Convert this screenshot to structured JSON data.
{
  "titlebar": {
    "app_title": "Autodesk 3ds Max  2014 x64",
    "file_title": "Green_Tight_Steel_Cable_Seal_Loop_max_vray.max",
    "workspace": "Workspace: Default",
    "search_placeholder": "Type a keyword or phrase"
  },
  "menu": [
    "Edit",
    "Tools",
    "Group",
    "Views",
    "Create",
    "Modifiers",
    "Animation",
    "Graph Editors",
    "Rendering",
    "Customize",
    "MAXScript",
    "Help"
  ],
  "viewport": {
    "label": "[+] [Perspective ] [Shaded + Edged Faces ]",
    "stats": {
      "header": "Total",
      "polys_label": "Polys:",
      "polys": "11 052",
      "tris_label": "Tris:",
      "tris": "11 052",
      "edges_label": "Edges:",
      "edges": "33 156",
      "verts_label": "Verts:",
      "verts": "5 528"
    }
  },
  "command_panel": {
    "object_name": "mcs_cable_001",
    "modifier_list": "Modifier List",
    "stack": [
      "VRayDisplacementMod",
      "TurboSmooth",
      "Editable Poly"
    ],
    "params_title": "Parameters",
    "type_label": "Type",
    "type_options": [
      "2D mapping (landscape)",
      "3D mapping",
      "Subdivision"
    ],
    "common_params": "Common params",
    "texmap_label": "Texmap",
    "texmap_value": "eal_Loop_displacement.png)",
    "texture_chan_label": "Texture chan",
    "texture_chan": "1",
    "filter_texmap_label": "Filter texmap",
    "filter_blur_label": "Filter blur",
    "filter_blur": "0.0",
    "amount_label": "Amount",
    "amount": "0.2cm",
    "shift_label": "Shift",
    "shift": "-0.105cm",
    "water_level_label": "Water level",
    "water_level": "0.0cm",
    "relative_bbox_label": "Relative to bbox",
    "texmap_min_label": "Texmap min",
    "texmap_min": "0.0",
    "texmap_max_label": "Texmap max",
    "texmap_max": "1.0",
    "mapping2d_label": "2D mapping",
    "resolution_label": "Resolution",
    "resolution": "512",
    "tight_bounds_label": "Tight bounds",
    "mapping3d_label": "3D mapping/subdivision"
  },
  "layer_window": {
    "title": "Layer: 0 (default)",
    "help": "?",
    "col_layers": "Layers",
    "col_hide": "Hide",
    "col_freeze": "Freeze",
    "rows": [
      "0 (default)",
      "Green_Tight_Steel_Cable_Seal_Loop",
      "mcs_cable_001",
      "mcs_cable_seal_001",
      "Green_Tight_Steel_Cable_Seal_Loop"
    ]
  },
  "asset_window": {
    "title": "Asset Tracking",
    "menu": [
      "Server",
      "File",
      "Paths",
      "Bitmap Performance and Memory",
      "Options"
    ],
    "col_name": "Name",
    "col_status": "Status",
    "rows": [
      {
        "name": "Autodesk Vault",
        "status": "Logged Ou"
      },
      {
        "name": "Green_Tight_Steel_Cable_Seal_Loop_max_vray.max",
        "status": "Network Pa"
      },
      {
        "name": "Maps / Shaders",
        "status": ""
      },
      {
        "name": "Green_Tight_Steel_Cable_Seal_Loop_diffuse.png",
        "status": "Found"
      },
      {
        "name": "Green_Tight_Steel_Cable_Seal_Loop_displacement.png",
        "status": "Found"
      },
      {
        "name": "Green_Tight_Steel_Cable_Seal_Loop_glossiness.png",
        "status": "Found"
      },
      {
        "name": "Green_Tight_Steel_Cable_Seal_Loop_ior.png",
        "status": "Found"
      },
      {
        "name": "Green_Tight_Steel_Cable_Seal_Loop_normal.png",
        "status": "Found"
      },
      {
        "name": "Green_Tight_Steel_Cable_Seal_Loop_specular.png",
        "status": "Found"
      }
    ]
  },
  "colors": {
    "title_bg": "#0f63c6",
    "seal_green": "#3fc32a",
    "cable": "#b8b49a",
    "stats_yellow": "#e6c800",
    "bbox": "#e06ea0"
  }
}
════════
To do —
Make an exact copy of the data above.

Complete answer —
Convert this screenshot to structured JSON data.
{
  "titlebar": {
    "app_title": "Autodesk 3ds Max  2014 x64",
    "file_title": "Green_Tight_Steel_Cable_Seal_Loop_max_vray.max",
    "workspace": "Workspace: Default",
    "search_placeholder": "Type a keyword or phrase"
  },
  "menu": [
    "Edit",
    "Tools",
    "Group",
    "Views",
    "Create",
    "Modifiers",
    "Animation",
    "Graph Editors",
    "Rendering",
    "Customize",
    "MAXScript",
    "Help"
  ],
  "viewport": {
    "label": "[+] [Perspective ] [Shaded + Edged Faces ]",
    "stats": {
      "header": "Total",
      "polys_label": "Polys:",
      "polys": "11 052",
      "tris_label": "Tris:",
      "tris": "11 052",
      "edges_label": "Edges:",
      "edges": "33 156",
      "verts_label": "Verts:",
      "verts": "5 528"
    }
  },
  "command_panel": {
    "object_name": "mcs_cable_001",
    "modifier_list": "Modifier List",
    "stack": [
      "VRayDisplacementMod",
      "TurboSmooth",
      "Editable Poly"
    ],
    "params_title": "Parameters",
    "type_label": "Type",
    "type_options": [
      "2D mapping (landscape)",
      "3D mapping",
      "Subdivision"
    ],
    "common_params": "Common params",
    "texmap_label": "Texmap",
    "texmap_value": "eal_Loop_displacement.png)",
    "texture_chan_label": "Texture chan",
    "texture_chan": "1",
    "filter_texmap_label": "Filter texmap",
    "filter_blur_label": "Filter blur",
    "filter_blur": "0.0",
    "amount_label": "Amount",
    "amount": "0.2cm",
    "shift_label": "Shift",
    "shift": "-0.105cm",
    "water_level_label": "Water level",
    "water_level": "0.0cm",
    "relative_bbox_label": "Relative to bbox",
    "texmap_min_label": "Texmap min",
    "texmap_min": "0.0",
    "texmap_max_label": "Texmap max",
    "texmap_max": "1.0",
    "mapping2d_label": "2D mapping",
    "resolution_label": "Resolution",
    "resolution": "512",
    "tight_bounds_label": "Tight bounds",
    "mapping3d_label": "3D mapping/subdivision"
  },
  "layer_window": {
    "title": "Layer: 0 (default)",
    "help": "?",
    "col_layers": "Layers",
    "col_hide": "Hide",
    "col_freeze": "Freeze",
    "rows": [
      "0 (default)",
      "Green_Tight_Steel_Cable_Seal_Loop",
      "mcs_cable_001",
      "mcs_cable_seal_001",
      "Green_Tight_Steel_Cable_Seal_Loop"
    ]
  },
  "asset_window": {
    "title": "Asset Tracking",
    "menu": [
      "Server",
      "File",
      "Paths",
      "Bitmap Performance and Memory",
      "Options"
    ],
    "col_name": "Name",
    "col_status": "Status",
    "rows": [
      {
        "name": "Autodesk Vault",
        "status": "Logged Ou"
      },
      {
        "name": "Green_Tight_Steel_Cable_Seal_Loop_max_vray.max",
        "status": "Network Pa"
      },
      {
        "name": "Maps / Shaders",
        "status": ""
      },
      {
        "name": "Green_Tight_Steel_Cable_Seal_Loop_diffuse.png",
        "status": "Found"
      },
      {
        "name": "Green_Tight_Steel_Cable_Seal_Loop_displacement.png",
        "status": "Found"
      },
      {
        "name": "Green_Tight_Steel_Cable_Seal_Loop_glossiness.png",
        "status": "Found"
      },
      {
        "name": "Green_Tight_Steel_Cable_Seal_Loop_ior.png",
        "status": "Found"
      },
      {
        "name": "Green_Tight_Steel_Cable_Seal_Loop_normal.png",
        "status": "Found"
      },
      {
        "name": "Green_Tight_Steel_Cable_Seal_Loop_specular.png",
        "status": "Found"
      }
    ]
  },
  "colors": {
    "title_bg": "#0f63c6",
    "seal_green": "#3fc32a",
    "cable": "#b8b49a",
    "stats_yellow": "#e6c800",
    "bbox": "#e06ea0"
  }
}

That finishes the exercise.